## WHAT IS REQUIRED
Reproduce the records exactly.

------------

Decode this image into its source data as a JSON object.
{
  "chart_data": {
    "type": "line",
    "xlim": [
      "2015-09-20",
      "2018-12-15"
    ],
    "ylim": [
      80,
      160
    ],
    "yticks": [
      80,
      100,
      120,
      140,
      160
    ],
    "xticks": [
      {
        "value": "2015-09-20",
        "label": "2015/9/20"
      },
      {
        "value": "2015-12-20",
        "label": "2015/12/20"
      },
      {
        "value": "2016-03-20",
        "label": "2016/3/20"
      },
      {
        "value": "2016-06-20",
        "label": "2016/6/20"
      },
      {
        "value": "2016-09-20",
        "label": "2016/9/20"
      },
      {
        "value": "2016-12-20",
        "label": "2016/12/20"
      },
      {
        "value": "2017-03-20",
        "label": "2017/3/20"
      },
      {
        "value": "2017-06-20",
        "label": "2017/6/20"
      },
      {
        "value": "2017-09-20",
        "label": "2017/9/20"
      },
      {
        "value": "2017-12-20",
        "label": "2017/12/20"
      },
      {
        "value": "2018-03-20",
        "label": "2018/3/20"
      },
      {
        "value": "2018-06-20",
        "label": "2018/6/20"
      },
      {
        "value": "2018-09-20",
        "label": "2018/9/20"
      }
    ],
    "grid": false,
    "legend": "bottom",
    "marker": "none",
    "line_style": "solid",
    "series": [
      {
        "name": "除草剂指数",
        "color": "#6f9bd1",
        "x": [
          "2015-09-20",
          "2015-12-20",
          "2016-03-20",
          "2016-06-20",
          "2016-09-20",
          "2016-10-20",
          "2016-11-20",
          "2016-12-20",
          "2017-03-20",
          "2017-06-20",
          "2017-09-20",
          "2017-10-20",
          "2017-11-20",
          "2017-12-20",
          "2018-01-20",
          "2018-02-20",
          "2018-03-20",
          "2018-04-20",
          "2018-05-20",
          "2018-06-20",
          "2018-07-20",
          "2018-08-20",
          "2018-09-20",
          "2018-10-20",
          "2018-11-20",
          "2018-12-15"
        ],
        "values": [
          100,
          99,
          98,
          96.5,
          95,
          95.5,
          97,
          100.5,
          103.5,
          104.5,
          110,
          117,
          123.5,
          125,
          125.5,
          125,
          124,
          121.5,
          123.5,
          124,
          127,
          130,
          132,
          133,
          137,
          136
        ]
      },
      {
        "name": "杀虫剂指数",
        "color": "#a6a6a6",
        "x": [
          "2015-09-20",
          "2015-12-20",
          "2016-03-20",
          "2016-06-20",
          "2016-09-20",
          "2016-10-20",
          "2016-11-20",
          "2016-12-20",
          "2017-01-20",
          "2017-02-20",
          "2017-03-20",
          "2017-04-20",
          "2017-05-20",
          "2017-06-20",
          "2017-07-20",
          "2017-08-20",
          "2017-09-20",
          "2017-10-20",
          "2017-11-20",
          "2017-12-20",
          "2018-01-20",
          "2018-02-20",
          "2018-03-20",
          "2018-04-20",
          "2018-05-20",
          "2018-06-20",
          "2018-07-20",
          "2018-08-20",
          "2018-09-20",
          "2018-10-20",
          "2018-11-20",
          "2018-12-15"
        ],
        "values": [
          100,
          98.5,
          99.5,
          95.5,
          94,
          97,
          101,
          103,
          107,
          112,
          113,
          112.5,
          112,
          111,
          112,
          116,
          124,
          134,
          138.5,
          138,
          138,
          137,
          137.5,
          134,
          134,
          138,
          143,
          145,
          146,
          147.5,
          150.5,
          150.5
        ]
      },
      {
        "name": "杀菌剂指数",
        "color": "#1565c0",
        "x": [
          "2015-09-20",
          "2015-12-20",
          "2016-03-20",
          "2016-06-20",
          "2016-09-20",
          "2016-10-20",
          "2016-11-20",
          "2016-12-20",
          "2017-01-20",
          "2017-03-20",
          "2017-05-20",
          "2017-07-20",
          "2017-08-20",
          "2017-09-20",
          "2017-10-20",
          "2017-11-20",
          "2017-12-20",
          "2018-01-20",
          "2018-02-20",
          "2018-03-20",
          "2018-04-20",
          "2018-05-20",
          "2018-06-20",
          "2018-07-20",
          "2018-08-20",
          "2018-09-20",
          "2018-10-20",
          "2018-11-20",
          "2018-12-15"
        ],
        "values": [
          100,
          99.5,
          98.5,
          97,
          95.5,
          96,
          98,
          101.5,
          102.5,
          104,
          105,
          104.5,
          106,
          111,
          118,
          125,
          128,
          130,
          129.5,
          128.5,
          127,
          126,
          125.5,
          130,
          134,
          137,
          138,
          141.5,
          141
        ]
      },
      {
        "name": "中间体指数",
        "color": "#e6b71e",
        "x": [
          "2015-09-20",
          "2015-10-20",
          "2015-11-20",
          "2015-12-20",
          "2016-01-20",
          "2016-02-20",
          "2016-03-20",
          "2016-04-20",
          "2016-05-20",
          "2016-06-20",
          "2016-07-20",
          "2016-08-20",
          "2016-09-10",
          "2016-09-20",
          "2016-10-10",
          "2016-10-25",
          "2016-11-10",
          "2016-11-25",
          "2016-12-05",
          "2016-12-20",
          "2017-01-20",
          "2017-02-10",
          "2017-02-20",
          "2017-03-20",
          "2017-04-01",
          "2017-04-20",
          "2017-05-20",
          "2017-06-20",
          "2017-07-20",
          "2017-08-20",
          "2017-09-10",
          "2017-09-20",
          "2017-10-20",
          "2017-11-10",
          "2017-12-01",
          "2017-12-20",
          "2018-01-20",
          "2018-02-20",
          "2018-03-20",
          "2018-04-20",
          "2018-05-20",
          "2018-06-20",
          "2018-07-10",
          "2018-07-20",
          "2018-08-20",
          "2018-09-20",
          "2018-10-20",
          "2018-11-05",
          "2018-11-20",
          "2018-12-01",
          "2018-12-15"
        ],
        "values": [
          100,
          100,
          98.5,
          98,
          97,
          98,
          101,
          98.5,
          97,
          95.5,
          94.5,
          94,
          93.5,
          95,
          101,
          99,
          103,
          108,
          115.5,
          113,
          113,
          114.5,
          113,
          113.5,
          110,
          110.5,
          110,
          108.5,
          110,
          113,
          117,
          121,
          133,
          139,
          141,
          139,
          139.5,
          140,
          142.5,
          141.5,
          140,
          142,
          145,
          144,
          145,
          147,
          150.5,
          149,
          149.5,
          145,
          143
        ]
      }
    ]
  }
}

------------

## TASK SOLUTION
Decode this image into its source data as a JSON object.
{
  "chart_data": {
    "type": "line",
    "xlim": [
      "2015-09-20",
      "2018-12-15"
    ],
    "ylim": [
      80,
      160
    ],
    "yticks": [
      80,
      100,
      120,
      140,
      160
    ],
    "xticks": [
      {
        "value": "2015-09-20",
        "label": "2015/9/20"
      },
      {
        "value": "2015-12-20",
        "label": "2015/12/20"
      },
      {
        "value": "2016-03-20",
        "label": "2016/3/20"
      },
      {
        "value": "2016-06-20",
        "label": "2016/6/20"
      },
      {
        "value": "2016-09-20",
        "label": "2016/9/20"
      },
      {
        "value": "2016-12-20",
        "label": "2016/12/20"
      },
      {
        "value": "2017-03-20",
        "label": "2017/3/20"
      },
      {
        "value": "2017-06-20",
        "label": "2017/6/20"
      },
      {
        "value": "2017-09-20",
        "label": "2017/9/20"
      },
      {
        "value": "2017-12-20",
        "label": "2017/12/20"
      },
      {
        "value": "2018-03-20",
        "label": "2018/3/20"
      },
      {
        "value": "2018-06-20",
        "label": "2018/6/20"
      },
      {
        "value": "2018-09-20",
        "label": "2018/9/20"
      }
    ],
    "grid": false,
    "legend": "bottom",
    "marker": "none",
    "line_style": "solid",
    "series": [
      {
        "name": "除草剂指数",
        "color": "#6f9bd1",
        "x": [
          "2015-09-20",
          "2015-12-20",
          "2016-03-20",
          "2016-06-20",
          "2016-09-20",
          "2016-10-20",
          "2016-11-20",
          "2016-12-20",
          "2017-03-20",
          "2017-06-20",
          "2017-09-20",
          "2017-10-20",
          "2017-11-20",
          "2017-12-20",
          "2018-01-20",
          "2018-02-20",
          "2018-03-20",
          "2018-04-20",
          "2018-05-20",
          "2018-06-20",
          "2018-07-20",
          "2018-08-20",
          "2018-09-20",
          "2018-10-20",
          "2018-11-20",
          "2018-12-15"
        ],
        "values": [
          100,
          99,
          98,
          96.5,
          95,
          95.5,
          97,
          100.5,
          103.5,
          104.5,
          110,
          117,
          123.5,
          125,
          125.5,
          125,
          124,
          121.5,
          123.5,
          124,
          127,
          130,
          132,
          133,
          137,
          136
        ]
      },
      {
        "name": "杀虫剂指数",
        "color": "#a6a6a6",
        "x": [
          "2015-09-20",
          "2015-12-20",
          "2016-03-20",
          "2016-06-20",
          "2016-09-20",
          "2016-10-20",
          "2016-11-20",
          "2016-12-20",
          "2017-01-20",
          "2017-02-20",
          "2017-03-20",
          "2017-04-20",
          "2017-05-20",
          "2017-06-20",
          "2017-07-20",
          "2017-08-20",
          "2017-09-20",
          "2017-10-20",
          "2017-11-20",
          "2017-12-20",
          "2018-01-20",
          "2018-02-20",
          "2018-03-20",
          "2018-04-20",
          "2018-05-20",
          "2018-06-20",
          "2018-07-20",
          "2018-08-20",
          "2018-09-20",
          "2018-10-20",
          "2018-11-20",
          "2018-12-15"
        ],
        "values": [
          100,
          98.5,
          99.5,
          95.5,
          94,
          97,
          101,
          103,
          107,
          112,
          113,
          112.5,
          112,
          111,
          112,
          116,
          124,
          134,
          138.5,
          138,
          138,
          137,
          137.5,
          134,
          134,
          138,
          143,
          145,
          146,
          147.5,
          150.5,
          150.5
        ]
      },
      {
        "name": "杀菌剂指数",
        "color": "#1565c0",
        "x": [
          "2015-09-20",
          "2015-12-20",
          "2016-03-20",
          "2016-06-20",
          "2016-09-20",
          "2016-10-20",
          "2016-11-20",
          "2016-12-20",
          "2017-01-20",
          "2017-03-20",
          "2017-05-20",
          "2017-07-20",
          "2017-08-20",
          "2017-09-20",
          "2017-10-20",
          "2017-11-20",
          "2017-12-20",
          "2018-01-20",
          "2018-02-20",
          "2018-03-20",
          "2018-04-20",
          "2018-05-20",
          "2018-06-20",
          "2018-07-20",
          "2018-08-20",
          "2018-09-20",
          "2018-10-20",
          "2018-11-20",
          "2018-12-15"
        ],
        "values": [
          100,
          99.5,
          98.5,
          97,
          95.5,
          96,
          98,
          101.5,
          102.5,
          104,
          105,
          104.5,
          106,
          111,
          118,
          125,
          128,
          130,
          129.5,
          128.5,
          127,
          126,
          125.5,
          130,
          134,
          137,
          138,
          141.5,
          141
        ]
      },
      {
        "name": "中间体指数",
        "color": "#e6b71e",
        "x": [
          "2015-09-20",
          "2015-10-20",
          "2015-11-20",
          "2015-12-20",
          "2016-01-20",
          "2016-02-20",
          "2016-03-20",
          "2016-04-20",
          "2016-05-20",
          "2016-06-20",
          "2016-07-20",
          "2016-08-20",
          "2016-09-10",
          "2016-09-20",
          "2016-10-10",
          "2016-10-25",
          "2016-11-10",
          "2016-11-25",
          "2016-12-05",
          "2016-12-20",
          "2017-01-20",
          "2017-02-10",
          "2017-02-20",
          "2017-03-20",
          "2017-04-01",
          "2017-04-20",
          "2017-05-20",
          "2017-06-20",
          "2017-07-20",
          "2017-08-20",
          "2017-09-10",
          "2017-09-20",
          "2017-10-20",
          "2017-11-10",
          "2017-12-01",
          "2017-12-20",
          "2018-01-20",
          "2018-02-20",
          "2018-03-20",
          "2018-04-20",
          "2018-05-20",
          "2018-06-20",
          "2018-07-10",
          "2018-07-20",
          "2018-08-20",
          "2018-09-20",
          "2018-10-20",
          "2018-11-05",
          "2018-11-20",
          "2018-12-01",
          "2018-12-15"
        ],
        "values": [
          100,
          100,
          98.5,
          98,
          97,
          98,
          101,
          98.5,
          97,
          95.5,
          94.5,
          94,
          93.5,
          95,
          101,
          99,
          103,
          108,
          115.5,
          113,
          113,
          114.5,
          113,
          113.5,
          110,
          110.5,
          110,
          108.5,
          110,
          113,
          117,
          121,
          133,
          139,
          141,
          139,
          139.5,
          140,
          142.5,
          141.5,
          140,
          142,
          145,
          144,
          145,
          147,
          150.5,
          149,
          149.5,
          145,
          143
        ]
      }
    ]
  }
}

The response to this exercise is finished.